Stored data.
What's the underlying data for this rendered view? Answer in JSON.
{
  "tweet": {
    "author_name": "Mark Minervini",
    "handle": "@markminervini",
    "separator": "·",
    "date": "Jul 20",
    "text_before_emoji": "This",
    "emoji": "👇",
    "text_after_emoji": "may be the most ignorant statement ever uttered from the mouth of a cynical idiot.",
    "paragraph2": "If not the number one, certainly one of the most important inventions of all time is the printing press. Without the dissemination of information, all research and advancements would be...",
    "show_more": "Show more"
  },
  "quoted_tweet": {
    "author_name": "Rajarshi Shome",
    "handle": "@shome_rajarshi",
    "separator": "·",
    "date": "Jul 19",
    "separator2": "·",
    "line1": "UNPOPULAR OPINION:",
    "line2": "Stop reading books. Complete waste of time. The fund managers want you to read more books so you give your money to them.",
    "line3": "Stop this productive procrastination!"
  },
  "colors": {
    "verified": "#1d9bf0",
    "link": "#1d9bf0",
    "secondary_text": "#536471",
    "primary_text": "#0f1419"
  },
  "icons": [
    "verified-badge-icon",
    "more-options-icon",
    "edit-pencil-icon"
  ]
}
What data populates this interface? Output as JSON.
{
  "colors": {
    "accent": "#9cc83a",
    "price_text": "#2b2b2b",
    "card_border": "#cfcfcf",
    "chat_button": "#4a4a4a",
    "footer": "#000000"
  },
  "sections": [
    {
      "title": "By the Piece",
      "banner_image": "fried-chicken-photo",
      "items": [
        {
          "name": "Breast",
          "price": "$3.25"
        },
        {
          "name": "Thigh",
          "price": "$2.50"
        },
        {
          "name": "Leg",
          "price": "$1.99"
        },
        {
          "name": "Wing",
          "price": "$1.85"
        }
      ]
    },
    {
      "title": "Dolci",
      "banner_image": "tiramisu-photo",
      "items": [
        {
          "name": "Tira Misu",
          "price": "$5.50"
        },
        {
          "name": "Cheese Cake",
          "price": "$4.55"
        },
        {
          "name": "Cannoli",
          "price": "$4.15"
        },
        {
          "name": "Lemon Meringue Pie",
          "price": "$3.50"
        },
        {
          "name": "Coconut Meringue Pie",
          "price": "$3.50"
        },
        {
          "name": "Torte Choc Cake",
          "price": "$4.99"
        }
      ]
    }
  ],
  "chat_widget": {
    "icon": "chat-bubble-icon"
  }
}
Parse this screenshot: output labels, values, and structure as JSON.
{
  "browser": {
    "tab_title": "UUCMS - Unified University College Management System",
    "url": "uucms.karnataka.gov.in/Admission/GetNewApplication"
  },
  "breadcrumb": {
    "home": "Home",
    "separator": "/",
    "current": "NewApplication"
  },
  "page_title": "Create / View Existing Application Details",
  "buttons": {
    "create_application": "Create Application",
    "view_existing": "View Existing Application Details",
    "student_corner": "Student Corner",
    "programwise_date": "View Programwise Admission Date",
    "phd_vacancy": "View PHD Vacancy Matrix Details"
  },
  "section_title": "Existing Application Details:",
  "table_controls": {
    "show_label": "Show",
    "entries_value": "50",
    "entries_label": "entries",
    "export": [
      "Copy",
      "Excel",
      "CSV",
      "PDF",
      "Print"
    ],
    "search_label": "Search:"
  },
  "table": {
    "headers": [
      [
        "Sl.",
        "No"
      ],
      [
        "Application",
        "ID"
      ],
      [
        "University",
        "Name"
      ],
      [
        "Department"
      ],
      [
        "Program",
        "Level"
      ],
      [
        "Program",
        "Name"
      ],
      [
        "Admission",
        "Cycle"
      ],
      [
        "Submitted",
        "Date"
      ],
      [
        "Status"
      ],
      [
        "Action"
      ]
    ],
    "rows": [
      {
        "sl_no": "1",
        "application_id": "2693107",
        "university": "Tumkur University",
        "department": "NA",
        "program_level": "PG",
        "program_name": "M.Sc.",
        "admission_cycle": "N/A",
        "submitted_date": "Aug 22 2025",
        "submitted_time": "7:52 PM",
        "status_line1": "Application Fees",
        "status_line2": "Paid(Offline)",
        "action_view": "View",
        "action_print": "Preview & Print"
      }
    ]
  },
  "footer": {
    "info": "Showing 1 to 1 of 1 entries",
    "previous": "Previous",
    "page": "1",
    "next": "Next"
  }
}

PROBLEM DESCRIPTION.
Copy each entry exactly, with nothing added or dropped.

WORKED ANSWER.
What's the underlying data for this rendered view? Answer in JSON.
{
  "tweet": {
    "author_name": "Mark Minervini",
    "handle": "@markminervini",
    "separator": "·",
    "date": "Jul 20",
    "text_before_emoji": "This",
    "emoji": "👇",
    "text_after_emoji": "may be the most ignorant statement ever uttered from the mouth of a cynical idiot.",
    "paragraph2": "If not the number one, certainly one of the most important inventions of all time is the printing press. Without the dissemination of information, all research and advancements would be...",
    "show_more": "Show more"
  },
  "quoted_tweet": {
    "author_name": "Rajarshi Shome",
    "handle": "@shome_rajarshi",
    "separator": "·",
    "date": "Jul 19",
    "separator2": "·",
    "line1": "UNPOPULAR OPINION:",
    "line2": "Stop reading books. Complete waste of time. The fund managers want you to read more books so you give your money to them.",
    "line3": "Stop this productive procrastination!"
  },
  "colors": {
    "verified": "#1d9bf0",
    "link": "#1d9bf0",
    "secondary_text": "#536471",
    "primary_text": "#0f1419"
  },
  "icons": [
    "verified-badge-icon",
    "more-options-icon",
    "edit-pencil-icon"
  ]
}
What data populates this interface? Output as JSON.
{
  "colors": {
    "accent": "#9cc83a",
    "price_text": "#2b2b2b",
    "card_border": "#cfcfcf",
    "chat_button": "#4a4a4a",
    "footer": "#000000"
  },
  "sections": [
    {
      "title": "By the Piece",
      "banner_image": "fried-chicken-photo",
      "items": [
        {
          "name": "Breast",
          "price": "$3.25"
        },
        {
          "name": "Thigh",
          "price": "$2.50"
        },
        {
          "name": "Leg",
          "price": "$1.99"
        },
        {
          "name": "Wing",
          "price": "$1.85"
        }
      ]
    },
    {
      "title": "Dolci",
      "banner_image": "tiramisu-photo",
      "items": [
        {
          "name": "Tira Misu",
          "price": "$5.50"
        },
        {
          "name": "Cheese Cake",
          "price": "$4.55"
        },
        {
          "name": "Cannoli",
          "price": "$4.15"
        },
        {
          "name": "Lemon Meringue Pie",
          "price": "$3.50"
        },
        {
          "name": "Coconut Meringue Pie",
          "price": "$3.50"
        },
        {
          "name": "Torte Choc Cake",
          "price": "$4.99"
        }
      ]
    }
  ],
  "chat_widget": {
    "icon": "chat-bubble-icon"
  }
}
Parse this screenshot: output labels, values, and structure as JSON.
{
  "browser": {
    "tab_title": "UUCMS - Unified University College Management System",
    "url": "uucms.karnataka.gov.in/Admission/GetNewApplication"
  },
  "breadcrumb": {
    "home": "Home",
    "separator": "/",
    "current": "NewApplication"
  },
  "page_title": "Create / View Existing Application Details",
  "buttons": {
    "create_application": "Create Application",
    "view_existing": "View Existing Application Details",
    "student_corner": "Student Corner",
    "programwise_date": "View Programwise Admission Date",
    "phd_vacancy": "View PHD Vacancy Matrix Details"
  },
  "section_title": "Existing Application Details:",
  "table_controls": {
    "show_label": "Show",
    "entries_value": "50",
    "entries_label": "entries",
    "export": [
      "Copy",
      "Excel",
      "CSV",
      "PDF",
      "Print"
    ],
    "search_label": "Search:"
  },
  "table": {
    "headers": [
      [
        "Sl.",
        "No"
      ],
      [
        "Application",
        "ID"
      ],
      [
        "University",
        "Name"
      ],
      [
        "Department"
      ],
      [
        "Program",
        "Level"
      ],
      [
        "Program",
        "Name"
      ],
      [
        "Admission",
        "Cycle"
      ],
      [
        "Submitted",
        "Date"
      ],
      [
        "Status"
      ],
      [
        "Action"
      ]
    ],
    "rows": [
      {
        "sl_no": "1",
        "application_id": "2693107",
        "university": "Tumkur University",
        "department": "NA",
        "program_level": "PG",
        "program_name": "M.Sc.",
        "admission_cycle": "N/A",
        "submitted_date": "Aug 22 2025",
        "submitted_time": "7:52 PM",
        "status_line1": "Application Fees",
        "status_line2": "Paid(Offline)",
        "action_view": "View",
        "action_print": "Preview & Print"
      }
    ]
  },
  "footer": {
    "info": "Showing 1 to 1 of 1 entries",
    "previous": "Previous",
    "page": "1",
    "next": "Next"
  }
}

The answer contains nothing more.